== Work instruction 1 ==
Using the prenatal screening text, explain why the X chromosome Z-score for a female fetus is usually higher than for a male fetus.
== Work instruction 2 ==
According to the prenatal screening text, how is the sex of the fetus determined?

***** Supplied text *****

Lisa M. Blazejewski, MS
Neng Chen, PhD
Ke Zhang, PhD
Franklin Quan, PhD

December 2020—Circulating cell-free DNA in the blood of pregnant women is derived from both maternal tissues and the placenta.¹ As a result, cfDNA isolated from maternal plasma can be used for noninvasive prenatal screening (NIPS) to identify fetal autosomal aneuploidies (trisomies 13, 18, and 21) and sex chromosome aneuploidies (SCAs). For fetal autosomal aneuploidies, NIPS offers higher detection rates and lower false-positive rates than traditional screening methods, such as maternal serum screening and nuchal translucency.² NIPS is the only screening option available for SCAs, such as Turner syndrome (45,X) and Klinefelter syndrome (47,XXY), which do not pre­sent with ambiguous genitalia on fetal ultrasound.³

NIPS assays use multiple techniques, including single-nucleotide polymorphism, chromosome-specific, and whole-genome-based analyses. Our laboratory performs NIPS via massively parallel shotgun sequencing (MPSS) of cfDNA from maternal plasma. After cfDNA isolation, sequencing-ready libraries are prepared using the NEBNext Ultra DNA Library Prep Kit for Illumina as described.⁴ Sequence reads are aligned to unique “bins” on autosomes and sex chromosomes. The number of reads mapping to each bin is used to calculate a chromosome-specific Z-score using a proprietary in-house–developed bioinformatics pipeline. The Z-score is thus a quantitative measure that can be used to determine if the representation of chromosomal material is greater or less than expected for a diploid fetus. Since a female fetus typically has two X chromosomes, and a male fetus only one, the X chromosome Z-score for a female fetus is usually greater than that of a male fetus. Increased risk for fetal autosomal aneuploidy or SCA is identified when a Z-score for an autosome or the X chromosome is outside of an empirically established, validated range for a fetus with a normal chromosomal complement. Sex determination is performed by counting the number of sequence reads that map to Y chromosome bins.⁴

However, since NIPS based on cfDNA from maternal plasma is a quantitative analysis of both maternal and placental cfDNA, NIPS can be affected by a variety of maternal conditions.⁵ As illustrated by the case presented in this report, another factor that can affect NIPS is a fetal demise in a multiple gestation pregnancy.

***** Extracted data *****

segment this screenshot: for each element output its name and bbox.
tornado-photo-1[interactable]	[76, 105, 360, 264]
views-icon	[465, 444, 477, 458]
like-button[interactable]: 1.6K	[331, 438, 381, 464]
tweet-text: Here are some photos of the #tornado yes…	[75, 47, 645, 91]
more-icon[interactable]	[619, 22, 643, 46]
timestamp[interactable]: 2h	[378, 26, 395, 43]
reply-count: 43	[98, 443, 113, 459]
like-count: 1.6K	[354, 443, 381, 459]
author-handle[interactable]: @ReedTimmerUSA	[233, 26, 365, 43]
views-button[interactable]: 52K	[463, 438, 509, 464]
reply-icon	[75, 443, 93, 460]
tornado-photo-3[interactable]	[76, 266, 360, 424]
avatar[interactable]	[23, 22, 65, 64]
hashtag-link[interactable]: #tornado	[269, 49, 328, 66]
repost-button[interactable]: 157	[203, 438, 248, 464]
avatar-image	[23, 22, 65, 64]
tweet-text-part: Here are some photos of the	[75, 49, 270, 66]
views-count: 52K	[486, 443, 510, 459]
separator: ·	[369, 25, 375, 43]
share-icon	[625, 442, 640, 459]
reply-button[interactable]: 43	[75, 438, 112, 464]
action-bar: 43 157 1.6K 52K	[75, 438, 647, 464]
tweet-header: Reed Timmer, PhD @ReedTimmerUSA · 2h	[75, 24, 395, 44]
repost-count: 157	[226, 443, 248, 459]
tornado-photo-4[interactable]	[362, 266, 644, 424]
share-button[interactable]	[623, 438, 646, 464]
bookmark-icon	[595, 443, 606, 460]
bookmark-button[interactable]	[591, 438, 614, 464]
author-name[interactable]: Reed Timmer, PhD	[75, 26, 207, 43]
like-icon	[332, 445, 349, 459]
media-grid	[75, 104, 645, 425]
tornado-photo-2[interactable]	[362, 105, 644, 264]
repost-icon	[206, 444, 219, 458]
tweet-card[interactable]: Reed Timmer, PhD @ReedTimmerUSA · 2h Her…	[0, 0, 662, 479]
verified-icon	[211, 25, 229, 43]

*****

== Response box 1 ==
A female fetus typically has two X chromosomes, while a male fetus has only one. The Z-score measures whether chromosomal material is more or less than expected, so the extra X in a female fetus usually gives a higher X chromosome Z-score.

== Response box 2 ==
By counting the number of sequence reads that map to Y chromosome bins.